[Stored data]

+---+

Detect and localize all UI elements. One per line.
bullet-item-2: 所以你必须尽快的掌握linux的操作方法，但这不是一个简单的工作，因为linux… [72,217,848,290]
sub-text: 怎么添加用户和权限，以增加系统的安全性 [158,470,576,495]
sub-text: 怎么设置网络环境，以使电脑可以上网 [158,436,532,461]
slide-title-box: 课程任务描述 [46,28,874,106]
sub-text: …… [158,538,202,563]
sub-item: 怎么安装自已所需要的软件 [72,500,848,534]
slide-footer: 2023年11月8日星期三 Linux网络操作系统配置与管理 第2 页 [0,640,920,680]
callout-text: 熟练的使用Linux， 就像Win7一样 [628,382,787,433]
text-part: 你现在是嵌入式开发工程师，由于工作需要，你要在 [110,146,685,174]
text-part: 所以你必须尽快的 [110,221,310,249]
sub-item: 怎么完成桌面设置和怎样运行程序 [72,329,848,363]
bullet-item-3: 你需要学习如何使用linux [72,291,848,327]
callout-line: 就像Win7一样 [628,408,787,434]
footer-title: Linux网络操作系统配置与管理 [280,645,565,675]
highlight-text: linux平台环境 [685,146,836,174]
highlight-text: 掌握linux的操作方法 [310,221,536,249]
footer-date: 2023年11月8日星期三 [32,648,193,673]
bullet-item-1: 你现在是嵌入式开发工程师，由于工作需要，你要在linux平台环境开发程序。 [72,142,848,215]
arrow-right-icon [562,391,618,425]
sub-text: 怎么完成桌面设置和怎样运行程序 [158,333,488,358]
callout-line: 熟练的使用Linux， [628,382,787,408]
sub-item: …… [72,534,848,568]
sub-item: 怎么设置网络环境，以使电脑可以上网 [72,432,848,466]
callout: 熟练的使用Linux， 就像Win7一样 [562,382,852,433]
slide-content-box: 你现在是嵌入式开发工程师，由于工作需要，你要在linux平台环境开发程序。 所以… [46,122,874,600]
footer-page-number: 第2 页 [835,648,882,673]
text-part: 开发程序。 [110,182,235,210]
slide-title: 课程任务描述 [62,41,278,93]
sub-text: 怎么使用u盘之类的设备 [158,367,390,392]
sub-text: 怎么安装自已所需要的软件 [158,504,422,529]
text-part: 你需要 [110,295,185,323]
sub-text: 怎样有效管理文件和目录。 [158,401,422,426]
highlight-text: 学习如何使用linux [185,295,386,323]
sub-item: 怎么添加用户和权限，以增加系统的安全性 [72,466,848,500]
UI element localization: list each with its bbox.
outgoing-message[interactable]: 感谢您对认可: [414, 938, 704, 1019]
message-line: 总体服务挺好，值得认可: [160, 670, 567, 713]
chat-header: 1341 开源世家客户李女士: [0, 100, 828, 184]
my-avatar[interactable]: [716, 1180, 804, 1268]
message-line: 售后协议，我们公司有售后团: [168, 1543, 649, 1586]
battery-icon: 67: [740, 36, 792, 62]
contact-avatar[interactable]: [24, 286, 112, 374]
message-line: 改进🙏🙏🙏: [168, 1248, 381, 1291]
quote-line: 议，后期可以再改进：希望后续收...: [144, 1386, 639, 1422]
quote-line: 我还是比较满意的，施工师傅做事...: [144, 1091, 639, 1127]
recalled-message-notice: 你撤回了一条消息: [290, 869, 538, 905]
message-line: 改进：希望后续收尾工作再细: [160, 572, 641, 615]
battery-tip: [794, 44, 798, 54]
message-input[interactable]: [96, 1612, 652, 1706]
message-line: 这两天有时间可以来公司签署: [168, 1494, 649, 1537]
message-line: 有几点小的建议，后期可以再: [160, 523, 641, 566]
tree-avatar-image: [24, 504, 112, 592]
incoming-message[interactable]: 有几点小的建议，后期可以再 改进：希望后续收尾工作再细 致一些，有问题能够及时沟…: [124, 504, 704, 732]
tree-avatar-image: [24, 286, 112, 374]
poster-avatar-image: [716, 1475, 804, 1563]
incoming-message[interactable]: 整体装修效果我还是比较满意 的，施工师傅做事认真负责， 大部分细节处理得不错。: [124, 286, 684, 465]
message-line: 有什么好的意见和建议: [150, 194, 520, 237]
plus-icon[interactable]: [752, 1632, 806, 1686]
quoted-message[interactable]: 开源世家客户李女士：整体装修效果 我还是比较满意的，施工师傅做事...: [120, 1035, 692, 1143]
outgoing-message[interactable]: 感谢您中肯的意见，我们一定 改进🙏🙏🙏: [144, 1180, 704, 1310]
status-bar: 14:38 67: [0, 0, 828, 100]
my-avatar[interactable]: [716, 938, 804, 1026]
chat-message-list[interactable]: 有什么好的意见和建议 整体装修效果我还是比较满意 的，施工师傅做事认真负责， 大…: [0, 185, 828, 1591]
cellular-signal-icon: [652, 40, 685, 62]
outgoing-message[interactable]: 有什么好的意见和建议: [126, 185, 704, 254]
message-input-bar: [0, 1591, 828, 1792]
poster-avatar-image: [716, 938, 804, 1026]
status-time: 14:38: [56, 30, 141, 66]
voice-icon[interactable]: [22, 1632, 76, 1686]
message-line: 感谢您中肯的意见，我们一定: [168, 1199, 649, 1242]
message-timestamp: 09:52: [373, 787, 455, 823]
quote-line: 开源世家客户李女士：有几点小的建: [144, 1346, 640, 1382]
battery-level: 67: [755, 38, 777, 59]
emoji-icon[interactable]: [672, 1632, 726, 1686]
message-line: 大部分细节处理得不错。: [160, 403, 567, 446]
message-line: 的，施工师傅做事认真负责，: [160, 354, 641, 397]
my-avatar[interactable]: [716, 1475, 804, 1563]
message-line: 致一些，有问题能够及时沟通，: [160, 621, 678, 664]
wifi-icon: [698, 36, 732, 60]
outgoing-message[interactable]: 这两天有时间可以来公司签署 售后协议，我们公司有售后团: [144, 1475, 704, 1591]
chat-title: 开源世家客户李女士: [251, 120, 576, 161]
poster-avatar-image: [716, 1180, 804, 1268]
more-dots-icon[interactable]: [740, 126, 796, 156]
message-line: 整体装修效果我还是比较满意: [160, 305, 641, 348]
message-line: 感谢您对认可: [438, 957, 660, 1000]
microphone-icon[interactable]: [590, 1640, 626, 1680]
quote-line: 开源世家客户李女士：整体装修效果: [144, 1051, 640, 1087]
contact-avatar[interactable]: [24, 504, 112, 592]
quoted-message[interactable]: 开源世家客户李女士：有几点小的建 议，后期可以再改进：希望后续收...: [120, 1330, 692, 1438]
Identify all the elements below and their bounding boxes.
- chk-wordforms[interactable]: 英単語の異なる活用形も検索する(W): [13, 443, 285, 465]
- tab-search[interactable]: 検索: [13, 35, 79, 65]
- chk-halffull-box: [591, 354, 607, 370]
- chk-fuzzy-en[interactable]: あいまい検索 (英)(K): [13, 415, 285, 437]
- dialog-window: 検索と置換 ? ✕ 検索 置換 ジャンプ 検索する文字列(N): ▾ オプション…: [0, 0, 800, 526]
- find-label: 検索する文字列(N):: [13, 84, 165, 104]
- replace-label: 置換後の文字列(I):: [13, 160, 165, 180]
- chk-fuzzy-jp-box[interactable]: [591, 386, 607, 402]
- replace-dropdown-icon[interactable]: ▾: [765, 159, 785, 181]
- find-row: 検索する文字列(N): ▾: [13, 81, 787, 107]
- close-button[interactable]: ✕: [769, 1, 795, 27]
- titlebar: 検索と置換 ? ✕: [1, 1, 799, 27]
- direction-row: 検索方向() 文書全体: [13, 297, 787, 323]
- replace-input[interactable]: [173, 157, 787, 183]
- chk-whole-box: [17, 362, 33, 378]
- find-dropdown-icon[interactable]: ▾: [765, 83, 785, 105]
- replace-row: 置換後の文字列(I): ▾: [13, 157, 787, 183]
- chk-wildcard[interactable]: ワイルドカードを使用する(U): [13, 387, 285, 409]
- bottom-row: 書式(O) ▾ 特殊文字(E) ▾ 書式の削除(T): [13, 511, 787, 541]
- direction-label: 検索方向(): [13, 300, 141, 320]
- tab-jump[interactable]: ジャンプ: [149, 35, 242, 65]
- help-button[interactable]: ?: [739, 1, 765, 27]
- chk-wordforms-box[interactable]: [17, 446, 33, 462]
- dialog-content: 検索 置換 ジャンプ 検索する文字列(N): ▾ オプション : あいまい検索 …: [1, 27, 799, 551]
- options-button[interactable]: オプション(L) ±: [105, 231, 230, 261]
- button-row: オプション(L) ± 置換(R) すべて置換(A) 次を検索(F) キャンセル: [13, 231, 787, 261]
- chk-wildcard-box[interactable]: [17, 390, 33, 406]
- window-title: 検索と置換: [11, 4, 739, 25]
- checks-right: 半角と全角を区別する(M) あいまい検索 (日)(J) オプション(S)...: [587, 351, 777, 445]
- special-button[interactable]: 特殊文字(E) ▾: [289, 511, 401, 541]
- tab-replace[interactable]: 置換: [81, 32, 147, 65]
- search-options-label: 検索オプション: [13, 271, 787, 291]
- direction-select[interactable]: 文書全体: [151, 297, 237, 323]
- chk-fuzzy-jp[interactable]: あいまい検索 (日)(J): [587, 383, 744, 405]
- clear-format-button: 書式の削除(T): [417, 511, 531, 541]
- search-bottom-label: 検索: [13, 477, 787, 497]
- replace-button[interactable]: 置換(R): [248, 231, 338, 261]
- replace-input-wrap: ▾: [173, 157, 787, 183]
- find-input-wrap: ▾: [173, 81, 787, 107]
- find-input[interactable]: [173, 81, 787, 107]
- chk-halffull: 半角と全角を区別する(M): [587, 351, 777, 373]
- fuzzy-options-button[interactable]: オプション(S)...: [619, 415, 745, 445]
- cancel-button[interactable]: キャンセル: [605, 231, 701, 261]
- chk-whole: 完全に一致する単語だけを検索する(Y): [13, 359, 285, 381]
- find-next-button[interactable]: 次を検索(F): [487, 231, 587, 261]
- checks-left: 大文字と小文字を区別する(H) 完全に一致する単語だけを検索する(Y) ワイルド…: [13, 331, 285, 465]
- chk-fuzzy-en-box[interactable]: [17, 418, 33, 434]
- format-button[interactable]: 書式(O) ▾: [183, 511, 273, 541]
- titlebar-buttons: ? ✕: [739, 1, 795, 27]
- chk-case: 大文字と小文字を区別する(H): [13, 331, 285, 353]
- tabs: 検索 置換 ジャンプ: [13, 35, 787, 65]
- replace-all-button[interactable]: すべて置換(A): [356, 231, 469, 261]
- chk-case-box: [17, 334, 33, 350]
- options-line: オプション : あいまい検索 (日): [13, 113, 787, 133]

+---+

Written instruction — Copy the stored data verbatim, starting at its first line and ending after the line that contains "sub-text: …… [158,538,202,563]", with both of those lines included.

The solution —
Detect and localize all UI elements. One per line.
bullet-item-2: 所以你必须尽快的掌握linux的操作方法，但这不是一个简单的工作，因为linux… [72,217,848,290]
sub-text: 怎么添加用户和权限，以增加系统的安全性 [158,470,576,495]
sub-text: 怎么设置网络环境，以使电脑可以上网 [158,436,532,461]
slide-title-box: 课程任务描述 [46,28,874,106]
sub-text: …… [158,538,202,563]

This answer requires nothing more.